>>>>>

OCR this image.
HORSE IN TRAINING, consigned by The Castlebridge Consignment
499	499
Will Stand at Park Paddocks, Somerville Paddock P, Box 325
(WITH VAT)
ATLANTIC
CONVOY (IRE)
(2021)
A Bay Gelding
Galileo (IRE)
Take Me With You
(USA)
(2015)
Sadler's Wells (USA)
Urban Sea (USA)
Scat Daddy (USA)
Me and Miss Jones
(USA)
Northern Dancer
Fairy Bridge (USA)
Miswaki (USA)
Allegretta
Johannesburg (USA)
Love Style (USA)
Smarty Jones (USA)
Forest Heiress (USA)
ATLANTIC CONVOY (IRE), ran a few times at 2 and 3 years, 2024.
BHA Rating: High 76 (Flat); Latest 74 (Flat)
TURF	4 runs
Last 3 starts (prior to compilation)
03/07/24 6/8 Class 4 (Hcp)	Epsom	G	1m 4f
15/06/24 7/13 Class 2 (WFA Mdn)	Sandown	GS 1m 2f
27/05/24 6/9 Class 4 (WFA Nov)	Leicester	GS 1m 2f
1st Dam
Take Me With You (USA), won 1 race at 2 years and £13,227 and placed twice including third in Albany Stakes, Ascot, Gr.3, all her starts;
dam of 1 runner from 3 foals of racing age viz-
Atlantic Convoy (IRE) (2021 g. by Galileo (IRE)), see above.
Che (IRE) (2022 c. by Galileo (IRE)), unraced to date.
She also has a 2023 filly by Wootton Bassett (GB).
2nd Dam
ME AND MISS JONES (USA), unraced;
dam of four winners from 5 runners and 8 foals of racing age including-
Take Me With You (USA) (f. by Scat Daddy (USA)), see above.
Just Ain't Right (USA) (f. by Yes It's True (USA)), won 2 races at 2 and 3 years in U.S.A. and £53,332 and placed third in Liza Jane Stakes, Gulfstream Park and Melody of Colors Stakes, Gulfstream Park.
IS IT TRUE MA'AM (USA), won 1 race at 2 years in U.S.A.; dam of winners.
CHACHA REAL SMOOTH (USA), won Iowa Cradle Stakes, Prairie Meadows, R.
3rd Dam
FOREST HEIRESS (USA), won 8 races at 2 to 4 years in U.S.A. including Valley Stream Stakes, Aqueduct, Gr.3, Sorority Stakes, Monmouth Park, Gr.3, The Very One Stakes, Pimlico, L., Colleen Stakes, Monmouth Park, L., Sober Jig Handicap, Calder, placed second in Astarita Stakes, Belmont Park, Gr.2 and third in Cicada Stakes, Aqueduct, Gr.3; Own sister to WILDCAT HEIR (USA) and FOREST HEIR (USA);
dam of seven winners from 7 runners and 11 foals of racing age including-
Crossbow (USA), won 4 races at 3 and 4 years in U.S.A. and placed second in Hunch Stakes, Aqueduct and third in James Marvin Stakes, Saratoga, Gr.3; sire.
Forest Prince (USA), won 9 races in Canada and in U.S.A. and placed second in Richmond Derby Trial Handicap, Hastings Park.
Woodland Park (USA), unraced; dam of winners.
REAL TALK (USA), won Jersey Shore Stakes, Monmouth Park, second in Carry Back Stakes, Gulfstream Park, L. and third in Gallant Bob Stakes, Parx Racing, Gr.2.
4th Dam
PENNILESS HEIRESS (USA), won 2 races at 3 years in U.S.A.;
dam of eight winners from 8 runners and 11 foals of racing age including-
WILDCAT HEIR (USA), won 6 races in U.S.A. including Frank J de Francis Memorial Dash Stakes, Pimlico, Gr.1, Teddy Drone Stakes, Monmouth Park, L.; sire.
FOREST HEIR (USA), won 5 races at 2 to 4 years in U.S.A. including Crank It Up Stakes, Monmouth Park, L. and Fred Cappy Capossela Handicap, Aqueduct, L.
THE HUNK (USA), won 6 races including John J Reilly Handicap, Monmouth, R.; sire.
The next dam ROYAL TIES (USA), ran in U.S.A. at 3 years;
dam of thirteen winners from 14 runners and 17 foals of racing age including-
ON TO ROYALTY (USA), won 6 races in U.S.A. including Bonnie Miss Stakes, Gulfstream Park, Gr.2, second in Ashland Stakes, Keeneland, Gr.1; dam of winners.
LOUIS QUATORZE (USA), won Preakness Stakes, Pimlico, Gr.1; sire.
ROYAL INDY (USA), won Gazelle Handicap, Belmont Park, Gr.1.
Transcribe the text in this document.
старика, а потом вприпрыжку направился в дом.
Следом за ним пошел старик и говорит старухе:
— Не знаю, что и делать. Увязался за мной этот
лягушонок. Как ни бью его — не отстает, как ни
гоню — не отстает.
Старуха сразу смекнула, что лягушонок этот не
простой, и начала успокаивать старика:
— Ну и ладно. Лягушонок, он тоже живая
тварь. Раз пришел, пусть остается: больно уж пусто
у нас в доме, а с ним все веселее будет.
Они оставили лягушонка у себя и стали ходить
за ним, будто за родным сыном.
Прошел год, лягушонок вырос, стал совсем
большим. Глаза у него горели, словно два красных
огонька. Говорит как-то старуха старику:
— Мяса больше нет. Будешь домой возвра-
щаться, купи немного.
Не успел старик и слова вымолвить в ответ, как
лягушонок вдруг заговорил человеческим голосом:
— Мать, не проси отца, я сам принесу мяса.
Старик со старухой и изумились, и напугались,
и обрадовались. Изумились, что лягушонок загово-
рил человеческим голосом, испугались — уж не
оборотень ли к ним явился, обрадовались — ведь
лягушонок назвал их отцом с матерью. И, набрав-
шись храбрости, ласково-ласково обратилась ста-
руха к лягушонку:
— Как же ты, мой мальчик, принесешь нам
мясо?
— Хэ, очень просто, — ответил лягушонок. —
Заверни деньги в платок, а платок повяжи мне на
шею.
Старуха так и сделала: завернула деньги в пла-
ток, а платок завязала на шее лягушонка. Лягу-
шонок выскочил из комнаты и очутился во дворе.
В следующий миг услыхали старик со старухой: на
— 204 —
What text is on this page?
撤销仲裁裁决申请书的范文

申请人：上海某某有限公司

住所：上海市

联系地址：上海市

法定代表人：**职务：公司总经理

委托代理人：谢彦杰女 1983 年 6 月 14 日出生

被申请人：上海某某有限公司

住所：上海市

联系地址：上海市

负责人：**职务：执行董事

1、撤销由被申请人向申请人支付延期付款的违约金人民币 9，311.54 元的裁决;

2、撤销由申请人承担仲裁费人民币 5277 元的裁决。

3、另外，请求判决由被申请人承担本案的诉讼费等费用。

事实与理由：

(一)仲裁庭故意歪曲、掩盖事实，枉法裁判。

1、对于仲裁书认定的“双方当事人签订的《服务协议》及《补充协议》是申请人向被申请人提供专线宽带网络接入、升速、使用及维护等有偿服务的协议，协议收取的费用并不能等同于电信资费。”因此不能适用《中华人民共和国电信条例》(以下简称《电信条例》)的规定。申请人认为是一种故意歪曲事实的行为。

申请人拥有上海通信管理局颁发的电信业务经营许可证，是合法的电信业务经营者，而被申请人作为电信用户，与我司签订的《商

<<<<<

* WORK TO DO
Each record above should be restated word for word.

* RESPONSE FOR THIS EXERCISE
OCR this image.
HORSE IN TRAINING, consigned by The Castlebridge Consignment
499	499
Will Stand at Park Paddocks, Somerville Paddock P, Box 325
(WITH VAT)
ATLANTIC
CONVOY (IRE)
(2021)
A Bay Gelding
Galileo (IRE)
Take Me With You
(USA)
(2015)
Sadler's Wells (USA)
Urban Sea (USA)
Scat Daddy (USA)
Me and Miss Jones
(USA)
Northern Dancer
Fairy Bridge (USA)
Miswaki (USA)
Allegretta
Johannesburg (USA)
Love Style (USA)
Smarty Jones (USA)
Forest Heiress (USA)
ATLANTIC CONVOY (IRE), ran a few times at 2 and 3 years, 2024.
BHA Rating: High 76 (Flat); Latest 74 (Flat)
TURF	4 runs
Last 3 starts (prior to compilation)
03/07/24 6/8 Class 4 (Hcp)	Epsom	G	1m 4f
15/06/24 7/13 Class 2 (WFA Mdn)	Sandown	GS 1m 2f
27/05/24 6/9 Class 4 (WFA Nov)	Leicester	GS 1m 2f
1st Dam
Take Me With You (USA), won 1 race at 2 years and £13,227 and placed twice including third in Albany Stakes, Ascot, Gr.3, all her starts;
dam of 1 runner from 3 foals of racing age viz-
Atlantic Convoy (IRE) (2021 g. by Galileo (IRE)), see above.
Che (IRE) (2022 c. by Galileo (IRE)), unraced to date.
She also has a 2023 filly by Wootton Bassett (GB).
2nd Dam
ME AND MISS JONES (USA), unraced;
dam of four winners from 5 runners and 8 foals of racing age including-
Take Me With You (USA) (f. by Scat Daddy (USA)), see above.
Just Ain't Right (USA) (f. by Yes It's True (USA)), won 2 races at 2 and 3 years in U.S.A. and £53,332 and placed third in Liza Jane Stakes, Gulfstream Park and Melody of Colors Stakes, Gulfstream Park.
IS IT TRUE MA'AM (USA), won 1 race at 2 years in U.S.A.; dam of winners.
CHACHA REAL SMOOTH (USA), won Iowa Cradle Stakes, Prairie Meadows, R.
3rd Dam
FOREST HEIRESS (USA), won 8 races at 2 to 4 years in U.S.A. including Valley Stream Stakes, Aqueduct, Gr.3, Sorority Stakes, Monmouth Park, Gr.3, The Very One Stakes, Pimlico, L., Colleen Stakes, Monmouth Park, L., Sober Jig Handicap, Calder, placed second in Astarita Stakes, Belmont Park, Gr.2 and third in Cicada Stakes, Aqueduct, Gr.3; Own sister to WILDCAT HEIR (USA) and FOREST HEIR (USA);
dam of seven winners from 7 runners and 11 foals of racing age including-
Crossbow (USA), won 4 races at 3 and 4 years in U.S.A. and placed second in Hunch Stakes, Aqueduct and third in James Marvin Stakes, Saratoga, Gr.3; sire.
Forest Prince (USA), won 9 races in Canada and in U.S.A. and placed second in Richmond Derby Trial Handicap, Hastings Park.
Woodland Park (USA), unraced; dam of winners.
REAL TALK (USA), won Jersey Shore Stakes, Monmouth Park, second in Carry Back Stakes, Gulfstream Park, L. and third in Gallant Bob Stakes, Parx Racing, Gr.2.
4th Dam
PENNILESS HEIRESS (USA), won 2 races at 3 years in U.S.A.;
dam of eight winners from 8 runners and 11 foals of racing age including-
WILDCAT HEIR (USA), won 6 races in U.S.A. including Frank J de Francis Memorial Dash Stakes, Pimlico, Gr.1, Teddy Drone Stakes, Monmouth Park, L.; sire.
FOREST HEIR (USA), won 5 races at 2 to 4 years in U.S.A. including Crank It Up Stakes, Monmouth Park, L. and Fred Cappy Capossela Handicap, Aqueduct, L.
THE HUNK (USA), won 6 races including John J Reilly Handicap, Monmouth, R.; sire.
The next dam ROYAL TIES (USA), ran in U.S.A. at 3 years;
dam of thirteen winners from 14 runners and 17 foals of racing age including-
ON TO ROYALTY (USA), won 6 races in U.S.A. including Bonnie Miss Stakes, Gulfstream Park, Gr.2, second in Ashland Stakes, Keeneland, Gr.1; dam of winners.
LOUIS QUATORZE (USA), won Preakness Stakes, Pimlico, Gr.1; sire.
ROYAL INDY (USA), won Gazelle Handicap, Belmont Park, Gr.1.
Transcribe the text in this document.
старика, а потом вприпрыжку направился в дом.
Следом за ним пошел старик и говорит старухе:
— Не знаю, что и делать. Увязался за мной этот
лягушонок. Как ни бью его — не отстает, как ни
гоню — не отстает.
Старуха сразу смекнула, что лягушонок этот не
простой, и начала успокаивать старика:
— Ну и ладно. Лягушонок, он тоже живая
тварь. Раз пришел, пусть остается: больно уж пусто
у нас в доме, а с ним все веселее будет.
Они оставили лягушонка у себя и стали ходить
за ним, будто за родным сыном.
Прошел год, лягушонок вырос, стал совсем
большим. Глаза у него горели, словно два красных
огонька. Говорит как-то старуха старику:
— Мяса больше нет. Будешь домой возвра-
щаться, купи немного.
Не успел старик и слова вымолвить в ответ, как
лягушонок вдруг заговорил человеческим голосом:
— Мать, не проси отца, я сам принесу мяса.
Старик со старухой и изумились, и напугались,
и обрадовались. Изумились, что лягушонок загово-
рил человеческим голосом, испугались — уж не
оборотень ли к ним явился, обрадовались — ведь
лягушонок назвал их отцом с матерью. И, набрав-
шись храбрости, ласково-ласково обратилась ста-
руха к лягушонку:
— Как же ты, мой мальчик, принесешь нам
мясо?
— Хэ, очень просто, — ответил лягушонок. —
Заверни деньги в платок, а платок повяжи мне на
шею.
Старуха так и сделала: завернула деньги в пла-
ток, а платок завязала на шее лягушонка. Лягу-
шонок выскочил из комнаты и очутился во дворе.
В следующий миг услыхали старик со старухой: на
— 204 —
What text is on this page?
撤销仲裁裁决申请书的范文

申请人：上海某某有限公司

住所：上海市

联系地址：上海市

法定代表人：**职务：公司总经理

委托代理人：谢彦杰女 1983 年 6 月 14 日出生

被申请人：上海某某有限公司

住所：上海市

联系地址：上海市

负责人：**职务：执行董事

1、撤销由被申请人向申请人支付延期付款的违约金人民币 9，311.54 元的裁决;

2、撤销由申请人承担仲裁费人民币 5277 元的裁决。

3、另外，请求判决由被申请人承担本案的诉讼费等费用。

事实与理由：

(一)仲裁庭故意歪曲、掩盖事实，枉法裁判。

1、对于仲裁书认定的“双方当事人签订的《服务协议》及《补充协议》是申请人向被申请人提供专线宽带网络接入、升速、使用及维护等有偿服务的协议，协议收取的费用并不能等同于电信资费。”因此不能适用《中华人民共和国电信条例》(以下简称《电信条例》)的规定。申请人认为是一种故意歪曲事实的行为。

申请人拥有上海通信管理局颁发的电信业务经营许可证，是合法的电信业务经营者，而被申请人作为电信用户，与我司签订的《商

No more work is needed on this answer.